▶ **Exercise goal**
Please return, word for word, the lines of the records below from the one containing "y-tick-label: 0.6 (680, 8, 704, 27)" through the one containing "y-axis-title: Entry Probability", both included.

▶ **Records supplied**

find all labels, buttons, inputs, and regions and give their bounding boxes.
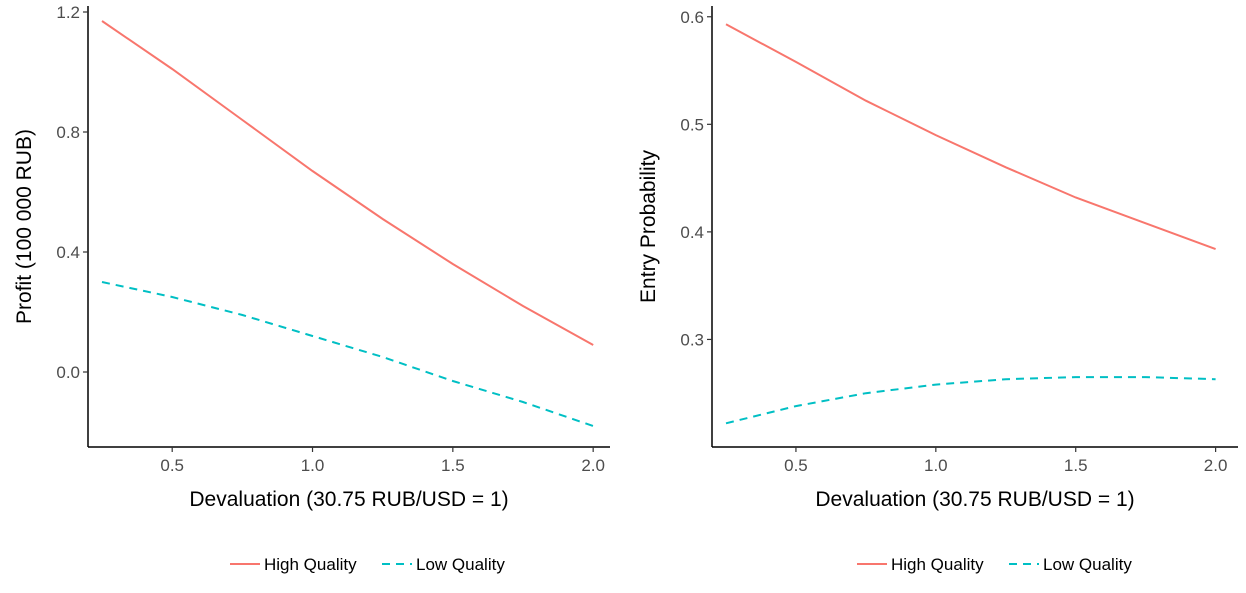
y-tick-label: 0.6 (680, 8, 704, 27)
x-tick-label: 2.0 (1204, 456, 1228, 475)
series-line-low-quality (725, 376, 1216, 425)
x-tick-label: 0.5 (160, 456, 184, 475)
legend-label-high-quality: High Quality (891, 555, 984, 574)
x-axis-title: Devaluation (30.75 RUB/USD = 1) (189, 488, 508, 511)
y-tick-label: 0.8 (56, 123, 80, 142)
y-tick-label: 1.2 (56, 3, 80, 22)
x-tick-label: 1.0 (924, 456, 948, 475)
y-axis-title: Entry Probability (637, 150, 660, 303)
legend-label-high-quality: High Quality (264, 555, 357, 574)
y-tick-label: 0.5 (680, 115, 704, 134)
x-tick-label: 1.5 (1064, 456, 1088, 475)
y-tick-label: 0.3 (680, 330, 704, 349)
legend-label-low-quality: Low Quality (416, 555, 505, 574)
x-tick-label: 1.5 (441, 456, 465, 475)
legend-label-low-quality: Low Quality (1043, 555, 1132, 574)
y-axis-title: Profit (100 000 RUB) (13, 129, 36, 324)
x-tick-label: 0.5 (784, 456, 808, 475)
chart-panel-1: 0.5 1.0 1.5 2.0 0.0 0.4 0.8 1.2 Devaluation (30.… (13, 3, 610, 574)
y-tick-label: 0.4 (680, 223, 704, 242)
x-axis-title: Devaluation (30.75 RUB/USD = 1) (815, 488, 1134, 511)
chart-panel-2: 0.5 1.0 1.5 2.0 0.3 0.4 0.5 0.6 Devaluation (30.… (637, 6, 1238, 574)
x-tick-label: 2.0 (581, 456, 605, 475)
x-tick-label: 1.0 (301, 456, 325, 475)
y-tick-label: 0.0 (56, 363, 80, 382)
series-line-low-quality (101, 281, 594, 427)
series-line-high-quality (101, 20, 594, 346)
y-tick-label: 0.4 (56, 243, 80, 262)
series-line-high-quality (725, 23, 1216, 251)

▶ **Task output**
y-tick-label: 0.6 (680, 8, 704, 27)
x-tick-label: 2.0 (1204, 456, 1228, 475)
series-line-low-quality (725, 376, 1216, 425)
x-tick-label: 0.5 (160, 456, 184, 475)
legend-label-high-quality: High Quality (891, 555, 984, 574)
x-axis-title: Devaluation (30.75 RUB/USD = 1) (189, 488, 508, 511)
y-tick-label: 0.8 (56, 123, 80, 142)
y-tick-label: 1.2 (56, 3, 80, 22)
x-tick-label: 1.0 (924, 456, 948, 475)
y-axis-title: Entry Probability (637, 150, 660, 303)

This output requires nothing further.